◆ What this task involves ◆
Each entry needs to be restated exactly as written.

#### Data to use

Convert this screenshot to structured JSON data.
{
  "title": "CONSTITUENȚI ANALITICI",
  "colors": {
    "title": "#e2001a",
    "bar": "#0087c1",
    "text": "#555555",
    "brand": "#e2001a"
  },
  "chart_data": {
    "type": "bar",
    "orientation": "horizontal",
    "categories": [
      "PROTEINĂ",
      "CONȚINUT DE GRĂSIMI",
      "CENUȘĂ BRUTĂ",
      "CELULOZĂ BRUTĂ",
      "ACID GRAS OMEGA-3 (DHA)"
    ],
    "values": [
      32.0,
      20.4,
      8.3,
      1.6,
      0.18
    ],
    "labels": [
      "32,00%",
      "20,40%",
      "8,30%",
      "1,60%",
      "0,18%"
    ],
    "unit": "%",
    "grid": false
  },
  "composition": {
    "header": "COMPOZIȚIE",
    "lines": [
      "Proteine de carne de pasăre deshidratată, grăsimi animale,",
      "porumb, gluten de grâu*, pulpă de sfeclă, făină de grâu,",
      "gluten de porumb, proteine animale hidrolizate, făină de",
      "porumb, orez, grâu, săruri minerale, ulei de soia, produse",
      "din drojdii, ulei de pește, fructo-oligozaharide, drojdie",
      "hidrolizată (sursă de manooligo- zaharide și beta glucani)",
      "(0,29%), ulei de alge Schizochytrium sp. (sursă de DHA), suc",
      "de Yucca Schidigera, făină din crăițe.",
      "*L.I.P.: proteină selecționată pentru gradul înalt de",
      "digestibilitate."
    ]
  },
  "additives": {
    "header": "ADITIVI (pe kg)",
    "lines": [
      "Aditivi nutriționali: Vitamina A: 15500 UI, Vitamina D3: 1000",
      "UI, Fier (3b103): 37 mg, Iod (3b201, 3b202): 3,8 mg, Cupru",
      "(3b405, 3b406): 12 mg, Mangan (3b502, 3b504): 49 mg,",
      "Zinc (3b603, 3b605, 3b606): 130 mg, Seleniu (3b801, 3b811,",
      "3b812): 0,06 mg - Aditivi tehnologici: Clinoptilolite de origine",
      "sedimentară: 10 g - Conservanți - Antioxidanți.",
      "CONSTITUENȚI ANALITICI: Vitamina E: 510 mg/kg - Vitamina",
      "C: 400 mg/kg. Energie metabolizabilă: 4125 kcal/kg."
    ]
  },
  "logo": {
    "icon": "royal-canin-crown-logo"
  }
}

########

◆ Solution to this exercise ◆
Convert this screenshot to structured JSON data.
{
  "title": "CONSTITUENȚI ANALITICI",
  "colors": {
    "title": "#e2001a",
    "bar": "#0087c1",
    "text": "#555555",
    "brand": "#e2001a"
  },
  "chart_data": {
    "type": "bar",
    "orientation": "horizontal",
    "categories": [
      "PROTEINĂ",
      "CONȚINUT DE GRĂSIMI",
      "CENUȘĂ BRUTĂ",
      "CELULOZĂ BRUTĂ",
      "ACID GRAS OMEGA-3 (DHA)"
    ],
    "values": [
      32.0,
      20.4,
      8.3,
      1.6,
      0.18
    ],
    "labels": [
      "32,00%",
      "20,40%",
      "8,30%",
      "1,60%",
      "0,18%"
    ],
    "unit": "%",
    "grid": false
  },
  "composition": {
    "header": "COMPOZIȚIE",
    "lines": [
      "Proteine de carne de pasăre deshidratată, grăsimi animale,",
      "porumb, gluten de grâu*, pulpă de sfeclă, făină de grâu,",
      "gluten de porumb, proteine animale hidrolizate, făină de",
      "porumb, orez, grâu, săruri minerale, ulei de soia, produse",
      "din drojdii, ulei de pește, fructo-oligozaharide, drojdie",
      "hidrolizată (sursă de manooligo- zaharide și beta glucani)",
      "(0,29%), ulei de alge Schizochytrium sp. (sursă de DHA), suc",
      "de Yucca Schidigera, făină din crăițe.",
      "*L.I.P.: proteină selecționată pentru gradul înalt de",
      "digestibilitate."
    ]
  },
  "additives": {
    "header": "ADITIVI (pe kg)",
    "lines": [
      "Aditivi nutriționali: Vitamina A: 15500 UI, Vitamina D3: 1000",
      "UI, Fier (3b103): 37 mg, Iod (3b201, 3b202): 3,8 mg, Cupru",
      "(3b405, 3b406): 12 mg, Mangan (3b502, 3b504): 49 mg,",
      "Zinc (3b603, 3b605, 3b606): 130 mg, Seleniu (3b801, 3b811,",
      "3b812): 0,06 mg - Aditivi tehnologici: Clinoptilolite de origine",
      "sedimentară: 10 g - Conservanți - Antioxidanți.",
      "CONSTITUENȚI ANALITICI: Vitamina E: 510 mg/kg - Vitamina",
      "C: 400 mg/kg. Energie metabolizabilă: 4125 kcal/kg."
    ]
  },
  "logo": {
    "icon": "royal-canin-crown-logo"
  }
}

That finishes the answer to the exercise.